Locate and copy each line in the data that contains the word "title".

Extracted records:
* * * * *
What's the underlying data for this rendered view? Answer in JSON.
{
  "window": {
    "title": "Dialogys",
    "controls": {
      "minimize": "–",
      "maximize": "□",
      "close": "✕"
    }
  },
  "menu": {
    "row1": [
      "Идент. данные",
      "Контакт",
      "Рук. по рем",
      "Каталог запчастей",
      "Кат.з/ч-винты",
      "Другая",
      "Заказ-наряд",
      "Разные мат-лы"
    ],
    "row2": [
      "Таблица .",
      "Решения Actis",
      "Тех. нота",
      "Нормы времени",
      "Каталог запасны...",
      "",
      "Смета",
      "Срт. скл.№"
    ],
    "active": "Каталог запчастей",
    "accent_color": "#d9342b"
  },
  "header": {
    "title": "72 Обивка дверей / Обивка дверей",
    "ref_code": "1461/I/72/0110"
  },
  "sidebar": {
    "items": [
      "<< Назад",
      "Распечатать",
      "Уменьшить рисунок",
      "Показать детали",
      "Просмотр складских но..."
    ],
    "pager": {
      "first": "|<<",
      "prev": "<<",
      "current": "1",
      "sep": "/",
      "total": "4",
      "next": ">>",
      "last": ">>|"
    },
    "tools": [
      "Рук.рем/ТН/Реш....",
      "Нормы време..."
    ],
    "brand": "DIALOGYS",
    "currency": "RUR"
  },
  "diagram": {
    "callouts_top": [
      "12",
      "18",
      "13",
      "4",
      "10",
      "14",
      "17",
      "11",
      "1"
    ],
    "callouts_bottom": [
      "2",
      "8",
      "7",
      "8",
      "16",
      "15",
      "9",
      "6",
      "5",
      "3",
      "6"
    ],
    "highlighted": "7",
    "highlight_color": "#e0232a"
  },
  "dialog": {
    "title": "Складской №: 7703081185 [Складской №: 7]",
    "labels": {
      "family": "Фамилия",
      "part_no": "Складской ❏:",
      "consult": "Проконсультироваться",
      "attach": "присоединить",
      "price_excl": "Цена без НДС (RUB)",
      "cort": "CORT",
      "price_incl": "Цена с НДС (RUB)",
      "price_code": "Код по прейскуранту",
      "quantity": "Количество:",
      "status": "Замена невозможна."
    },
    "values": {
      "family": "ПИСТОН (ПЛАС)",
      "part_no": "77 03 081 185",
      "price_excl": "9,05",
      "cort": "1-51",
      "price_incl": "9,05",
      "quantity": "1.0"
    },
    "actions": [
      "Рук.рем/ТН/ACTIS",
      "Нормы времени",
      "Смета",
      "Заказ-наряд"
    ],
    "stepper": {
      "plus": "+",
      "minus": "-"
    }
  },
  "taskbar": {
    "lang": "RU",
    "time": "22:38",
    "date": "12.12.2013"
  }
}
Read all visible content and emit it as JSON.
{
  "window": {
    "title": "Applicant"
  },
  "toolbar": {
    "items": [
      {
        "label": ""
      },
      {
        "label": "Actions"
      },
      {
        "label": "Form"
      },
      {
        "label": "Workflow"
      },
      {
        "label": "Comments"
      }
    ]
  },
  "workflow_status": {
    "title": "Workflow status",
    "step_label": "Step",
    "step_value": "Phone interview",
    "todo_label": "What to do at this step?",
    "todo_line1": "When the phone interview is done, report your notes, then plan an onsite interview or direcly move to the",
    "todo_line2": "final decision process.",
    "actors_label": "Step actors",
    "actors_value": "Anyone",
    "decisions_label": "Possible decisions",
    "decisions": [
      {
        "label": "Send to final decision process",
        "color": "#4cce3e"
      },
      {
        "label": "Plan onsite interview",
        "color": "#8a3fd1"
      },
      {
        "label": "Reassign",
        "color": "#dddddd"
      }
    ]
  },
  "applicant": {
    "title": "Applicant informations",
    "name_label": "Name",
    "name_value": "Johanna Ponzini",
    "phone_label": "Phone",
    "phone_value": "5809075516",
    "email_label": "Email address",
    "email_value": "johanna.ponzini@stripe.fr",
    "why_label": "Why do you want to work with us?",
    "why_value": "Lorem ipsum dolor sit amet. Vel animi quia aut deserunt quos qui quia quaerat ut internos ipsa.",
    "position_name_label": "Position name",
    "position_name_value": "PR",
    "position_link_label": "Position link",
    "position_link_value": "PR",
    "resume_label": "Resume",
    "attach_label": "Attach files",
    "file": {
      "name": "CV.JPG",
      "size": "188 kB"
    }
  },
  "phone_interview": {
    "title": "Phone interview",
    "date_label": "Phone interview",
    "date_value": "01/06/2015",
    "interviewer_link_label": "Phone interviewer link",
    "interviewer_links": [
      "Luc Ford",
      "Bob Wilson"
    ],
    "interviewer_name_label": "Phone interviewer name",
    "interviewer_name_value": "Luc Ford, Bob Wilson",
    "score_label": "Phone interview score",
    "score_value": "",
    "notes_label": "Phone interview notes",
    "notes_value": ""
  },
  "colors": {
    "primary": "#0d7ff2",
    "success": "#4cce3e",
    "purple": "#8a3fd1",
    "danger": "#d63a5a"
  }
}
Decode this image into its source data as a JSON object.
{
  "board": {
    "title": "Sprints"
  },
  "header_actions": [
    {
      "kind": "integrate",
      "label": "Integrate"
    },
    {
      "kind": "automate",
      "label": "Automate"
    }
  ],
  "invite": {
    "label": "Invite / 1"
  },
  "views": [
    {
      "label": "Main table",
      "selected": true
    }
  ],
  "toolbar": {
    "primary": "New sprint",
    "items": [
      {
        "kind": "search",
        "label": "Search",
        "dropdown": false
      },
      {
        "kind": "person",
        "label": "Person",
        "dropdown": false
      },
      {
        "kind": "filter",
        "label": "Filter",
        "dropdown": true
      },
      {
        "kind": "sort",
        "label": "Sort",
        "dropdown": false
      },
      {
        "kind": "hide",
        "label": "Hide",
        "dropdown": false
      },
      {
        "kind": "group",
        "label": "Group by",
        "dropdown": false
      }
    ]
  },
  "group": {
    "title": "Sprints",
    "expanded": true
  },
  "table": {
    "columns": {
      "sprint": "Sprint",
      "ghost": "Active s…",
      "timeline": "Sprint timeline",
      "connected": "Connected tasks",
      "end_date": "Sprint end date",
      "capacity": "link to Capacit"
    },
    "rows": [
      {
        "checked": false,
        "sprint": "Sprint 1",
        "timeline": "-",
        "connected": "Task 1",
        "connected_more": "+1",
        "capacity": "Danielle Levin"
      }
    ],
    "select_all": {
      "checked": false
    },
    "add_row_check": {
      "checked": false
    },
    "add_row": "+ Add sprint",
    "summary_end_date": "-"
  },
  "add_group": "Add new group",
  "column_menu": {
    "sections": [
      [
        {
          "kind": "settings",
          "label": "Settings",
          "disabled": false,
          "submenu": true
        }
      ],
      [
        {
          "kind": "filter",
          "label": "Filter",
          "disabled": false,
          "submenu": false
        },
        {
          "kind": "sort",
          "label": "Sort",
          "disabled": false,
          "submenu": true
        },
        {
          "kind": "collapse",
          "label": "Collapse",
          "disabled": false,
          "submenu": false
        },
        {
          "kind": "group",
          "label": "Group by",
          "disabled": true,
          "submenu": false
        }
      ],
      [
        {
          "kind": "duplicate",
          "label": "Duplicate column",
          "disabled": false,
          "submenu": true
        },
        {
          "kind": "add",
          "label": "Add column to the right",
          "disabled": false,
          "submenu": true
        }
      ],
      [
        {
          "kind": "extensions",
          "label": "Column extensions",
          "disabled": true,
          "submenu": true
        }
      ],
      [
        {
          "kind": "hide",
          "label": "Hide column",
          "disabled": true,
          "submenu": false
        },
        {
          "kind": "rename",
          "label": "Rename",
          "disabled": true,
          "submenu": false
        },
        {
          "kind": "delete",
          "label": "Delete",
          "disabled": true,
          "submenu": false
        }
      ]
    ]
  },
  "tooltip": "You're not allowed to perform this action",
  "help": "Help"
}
* * * * *
EXERCISE ANSWER:
    "title": "Dialogys",
    "title": "72 Обивка дверей / Обивка дверей",
    "title": "Складской №: 7703081185 [Складской №: 7]",
    "title": "Applicant"
    "title": "Workflow status",
    "title": "Applicant informations",
    "title": "Phone interview",
    "title": "Sprints"
    "title": "Sprints",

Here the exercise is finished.